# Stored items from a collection
◇ ◇ ◇
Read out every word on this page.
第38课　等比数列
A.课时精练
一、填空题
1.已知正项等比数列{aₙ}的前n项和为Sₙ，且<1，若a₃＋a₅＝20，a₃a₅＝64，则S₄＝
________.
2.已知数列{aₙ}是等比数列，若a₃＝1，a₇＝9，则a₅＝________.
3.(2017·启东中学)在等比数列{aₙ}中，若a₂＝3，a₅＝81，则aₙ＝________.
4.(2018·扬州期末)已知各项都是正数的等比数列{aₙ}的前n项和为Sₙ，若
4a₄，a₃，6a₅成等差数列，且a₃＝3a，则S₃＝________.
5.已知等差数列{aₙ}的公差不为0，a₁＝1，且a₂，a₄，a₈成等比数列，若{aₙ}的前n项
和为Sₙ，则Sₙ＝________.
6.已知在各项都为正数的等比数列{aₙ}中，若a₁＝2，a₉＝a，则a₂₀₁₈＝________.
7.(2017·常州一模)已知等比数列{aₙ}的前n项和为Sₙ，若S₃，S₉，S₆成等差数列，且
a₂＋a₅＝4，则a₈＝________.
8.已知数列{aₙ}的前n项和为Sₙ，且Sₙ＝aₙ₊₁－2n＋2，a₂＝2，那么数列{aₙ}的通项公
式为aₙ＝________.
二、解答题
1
◇ ◇ ◇
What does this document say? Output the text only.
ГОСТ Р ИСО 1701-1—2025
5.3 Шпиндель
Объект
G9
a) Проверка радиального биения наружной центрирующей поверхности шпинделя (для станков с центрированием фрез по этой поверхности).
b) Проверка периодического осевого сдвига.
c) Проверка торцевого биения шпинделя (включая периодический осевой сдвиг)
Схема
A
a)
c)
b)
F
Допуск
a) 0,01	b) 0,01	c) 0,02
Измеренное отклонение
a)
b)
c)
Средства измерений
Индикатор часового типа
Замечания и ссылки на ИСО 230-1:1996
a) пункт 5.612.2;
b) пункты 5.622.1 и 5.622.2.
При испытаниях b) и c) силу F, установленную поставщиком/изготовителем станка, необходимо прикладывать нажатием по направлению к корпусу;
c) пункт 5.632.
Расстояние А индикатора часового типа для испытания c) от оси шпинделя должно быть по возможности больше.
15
◇ ◇ ◇
# Task objective
In the listing, find all lines with the string "已知数列" and copy them.

# Exercise solution
2.已知数列{aₙ}是等比数列，若a₃＝1，a₇＝9，则a₅＝________.
8.已知数列{aₙ}的前n项和为Sₙ，且Sₙ＝aₙ₊₁－2n＋2，a₂＝2，那么数列{aₙ}的通项公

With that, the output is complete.